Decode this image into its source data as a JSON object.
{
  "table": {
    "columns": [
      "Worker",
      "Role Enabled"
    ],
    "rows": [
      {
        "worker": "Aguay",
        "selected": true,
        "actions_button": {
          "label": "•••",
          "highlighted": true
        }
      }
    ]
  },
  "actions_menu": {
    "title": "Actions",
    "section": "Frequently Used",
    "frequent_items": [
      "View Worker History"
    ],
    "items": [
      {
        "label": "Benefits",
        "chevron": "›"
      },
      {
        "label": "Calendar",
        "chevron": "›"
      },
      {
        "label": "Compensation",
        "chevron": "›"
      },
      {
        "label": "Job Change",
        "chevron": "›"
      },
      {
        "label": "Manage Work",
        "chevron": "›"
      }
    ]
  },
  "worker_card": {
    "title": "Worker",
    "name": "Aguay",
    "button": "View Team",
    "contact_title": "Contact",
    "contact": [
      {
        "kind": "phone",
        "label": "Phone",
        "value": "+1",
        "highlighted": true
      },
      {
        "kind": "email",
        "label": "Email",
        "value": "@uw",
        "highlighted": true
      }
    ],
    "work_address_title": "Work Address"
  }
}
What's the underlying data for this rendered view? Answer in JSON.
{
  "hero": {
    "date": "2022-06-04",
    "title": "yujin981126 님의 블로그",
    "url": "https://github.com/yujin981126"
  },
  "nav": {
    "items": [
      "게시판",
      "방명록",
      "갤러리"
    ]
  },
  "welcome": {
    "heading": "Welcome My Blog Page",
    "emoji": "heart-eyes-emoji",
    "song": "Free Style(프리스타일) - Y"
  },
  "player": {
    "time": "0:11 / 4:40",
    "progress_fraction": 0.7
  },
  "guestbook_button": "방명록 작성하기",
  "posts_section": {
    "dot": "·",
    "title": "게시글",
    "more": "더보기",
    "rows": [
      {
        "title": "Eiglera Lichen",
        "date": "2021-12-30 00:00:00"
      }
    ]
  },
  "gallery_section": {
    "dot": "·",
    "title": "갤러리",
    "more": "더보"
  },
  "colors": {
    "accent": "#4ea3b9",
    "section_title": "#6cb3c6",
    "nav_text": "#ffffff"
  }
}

..............................

> [GIVEN TASK]: Reproduce nothing but the lines from the line containing "What's the underlying" to the last line of the data, each exactly as written.

> [TASK RESPONSE]:
What's the underlying data for this rendered view? Answer in JSON.
{
  "hero": {
    "date": "2022-06-04",
    "title": "yujin981126 님의 블로그",
    "url": "https://github.com/yujin981126"
  },
  "nav": {
    "items": [
      "게시판",
      "방명록",
      "갤러리"
    ]
  },
  "welcome": {
    "heading": "Welcome My Blog Page",
    "emoji": "heart-eyes-emoji",
    "song": "Free Style(프리스타일) - Y"
  },
  "player": {
    "time": "0:11 / 4:40",
    "progress_fraction": 0.7
  },
  "guestbook_button": "방명록 작성하기",
  "posts_section": {
    "dot": "·",
    "title": "게시글",
    "more": "더보기",
    "rows": [
      {
        "title": "Eiglera Lichen",
        "date": "2021-12-30 00:00:00"
      }
    ]
  },
  "gallery_section": {
    "dot": "·",
    "title": "갤러리",
    "more": "더보"
  },
  "colors": {
    "accent": "#4ea3b9",
    "section_title": "#6cb3c6",
    "nav_text": "#ffffff"
  }
}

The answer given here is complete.